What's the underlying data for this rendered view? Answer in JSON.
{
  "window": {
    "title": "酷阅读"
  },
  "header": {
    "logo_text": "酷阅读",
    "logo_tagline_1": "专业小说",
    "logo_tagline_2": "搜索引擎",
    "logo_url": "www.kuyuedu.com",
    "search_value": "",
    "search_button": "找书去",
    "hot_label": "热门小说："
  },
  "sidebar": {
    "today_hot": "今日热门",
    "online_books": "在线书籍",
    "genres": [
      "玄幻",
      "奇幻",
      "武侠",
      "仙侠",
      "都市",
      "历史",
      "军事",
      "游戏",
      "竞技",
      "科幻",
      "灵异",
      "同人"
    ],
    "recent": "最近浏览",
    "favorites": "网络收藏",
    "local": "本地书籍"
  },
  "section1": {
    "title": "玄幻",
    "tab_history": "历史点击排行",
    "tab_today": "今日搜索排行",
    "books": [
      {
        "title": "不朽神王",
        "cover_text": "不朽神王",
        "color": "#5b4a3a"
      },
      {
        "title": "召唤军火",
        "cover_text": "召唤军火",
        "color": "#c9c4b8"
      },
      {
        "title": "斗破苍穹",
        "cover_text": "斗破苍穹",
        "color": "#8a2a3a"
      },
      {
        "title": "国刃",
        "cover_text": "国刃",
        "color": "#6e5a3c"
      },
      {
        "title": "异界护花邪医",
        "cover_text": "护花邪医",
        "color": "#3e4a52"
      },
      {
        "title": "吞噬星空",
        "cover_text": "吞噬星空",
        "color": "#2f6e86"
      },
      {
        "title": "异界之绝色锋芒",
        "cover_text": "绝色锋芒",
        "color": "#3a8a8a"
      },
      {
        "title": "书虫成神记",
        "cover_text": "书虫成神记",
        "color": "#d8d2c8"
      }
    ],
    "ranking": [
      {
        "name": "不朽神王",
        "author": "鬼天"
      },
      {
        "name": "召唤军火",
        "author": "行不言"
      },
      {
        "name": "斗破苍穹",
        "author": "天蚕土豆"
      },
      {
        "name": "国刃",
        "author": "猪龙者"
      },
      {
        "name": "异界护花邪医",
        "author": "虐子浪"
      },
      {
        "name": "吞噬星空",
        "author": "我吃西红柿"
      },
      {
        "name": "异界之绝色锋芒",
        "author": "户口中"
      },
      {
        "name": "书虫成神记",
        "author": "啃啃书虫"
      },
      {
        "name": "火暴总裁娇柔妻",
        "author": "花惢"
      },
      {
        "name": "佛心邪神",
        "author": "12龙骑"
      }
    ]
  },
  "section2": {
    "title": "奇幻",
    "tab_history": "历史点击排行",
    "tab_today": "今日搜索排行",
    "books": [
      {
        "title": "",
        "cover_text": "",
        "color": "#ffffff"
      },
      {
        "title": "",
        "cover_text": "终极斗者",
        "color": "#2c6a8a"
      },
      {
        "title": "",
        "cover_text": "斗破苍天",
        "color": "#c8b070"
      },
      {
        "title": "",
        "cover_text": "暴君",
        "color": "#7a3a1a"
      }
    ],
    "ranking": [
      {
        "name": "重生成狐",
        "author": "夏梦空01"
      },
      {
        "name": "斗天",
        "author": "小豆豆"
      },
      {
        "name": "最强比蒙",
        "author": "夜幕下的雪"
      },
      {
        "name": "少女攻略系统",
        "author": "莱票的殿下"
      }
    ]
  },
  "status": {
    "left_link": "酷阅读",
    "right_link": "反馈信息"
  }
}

+ + + + + + +

AIM - Your task is to give the records above again, exactly.

ANSWER IN FULL -
What's the underlying data for this rendered view? Answer in JSON.
{
  "window": {
    "title": "酷阅读"
  },
  "header": {
    "logo_text": "酷阅读",
    "logo_tagline_1": "专业小说",
    "logo_tagline_2": "搜索引擎",
    "logo_url": "www.kuyuedu.com",
    "search_value": "",
    "search_button": "找书去",
    "hot_label": "热门小说："
  },
  "sidebar": {
    "today_hot": "今日热门",
    "online_books": "在线书籍",
    "genres": [
      "玄幻",
      "奇幻",
      "武侠",
      "仙侠",
      "都市",
      "历史",
      "军事",
      "游戏",
      "竞技",
      "科幻",
      "灵异",
      "同人"
    ],
    "recent": "最近浏览",
    "favorites": "网络收藏",
    "local": "本地书籍"
  },
  "section1": {
    "title": "玄幻",
    "tab_history": "历史点击排行",
    "tab_today": "今日搜索排行",
    "books": [
      {
        "title": "不朽神王",
        "cover_text": "不朽神王",
        "color": "#5b4a3a"
      },
      {
        "title": "召唤军火",
        "cover_text": "召唤军火",
        "color": "#c9c4b8"
      },
      {
        "title": "斗破苍穹",
        "cover_text": "斗破苍穹",
        "color": "#8a2a3a"
      },
      {
        "title": "国刃",
        "cover_text": "国刃",
        "color": "#6e5a3c"
      },
      {
        "title": "异界护花邪医",
        "cover_text": "护花邪医",
        "color": "#3e4a52"
      },
      {
        "title": "吞噬星空",
        "cover_text": "吞噬星空",
        "color": "#2f6e86"
      },
      {
        "title": "异界之绝色锋芒",
        "cover_text": "绝色锋芒",
        "color": "#3a8a8a"
      },
      {
        "title": "书虫成神记",
        "cover_text": "书虫成神记",
        "color": "#d8d2c8"
      }
    ],
    "ranking": [
      {
        "name": "不朽神王",
        "author": "鬼天"
      },
      {
        "name": "召唤军火",
        "author": "行不言"
      },
      {
        "name": "斗破苍穹",
        "author": "天蚕土豆"
      },
      {
        "name": "国刃",
        "author": "猪龙者"
      },
      {
        "name": "异界护花邪医",
        "author": "虐子浪"
      },
      {
        "name": "吞噬星空",
        "author": "我吃西红柿"
      },
      {
        "name": "异界之绝色锋芒",
        "author": "户口中"
      },
      {
        "name": "书虫成神记",
        "author": "啃啃书虫"
      },
      {
        "name": "火暴总裁娇柔妻",
        "author": "花惢"
      },
      {
        "name": "佛心邪神",
        "author": "12龙骑"
      }
    ]
  },
  "section2": {
    "title": "奇幻",
    "tab_history": "历史点击排行",
    "tab_today": "今日搜索排行",
    "books": [
      {
        "title": "",
        "cover_text": "",
        "color": "#ffffff"
      },
      {
        "title": "",
        "cover_text": "终极斗者",
        "color": "#2c6a8a"
      },
      {
        "title": "",
        "cover_text": "斗破苍天",
        "color": "#c8b070"
      },
      {
        "title": "",
        "cover_text": "暴君",
        "color": "#7a3a1a"
      }
    ],
    "ranking": [
      {
        "name": "重生成狐",
        "author": "夏梦空01"
      },
      {
        "name": "斗天",
        "author": "小豆豆"
      },
      {
        "name": "最强比蒙",
        "author": "夜幕下的雪"
      },
      {
        "name": "少女攻略系统",
        "author": "莱票的殿下"
      }
    ]
  },
  "status": {
    "left_link": "酷阅读",
    "right_link": "反馈信息"
  }
}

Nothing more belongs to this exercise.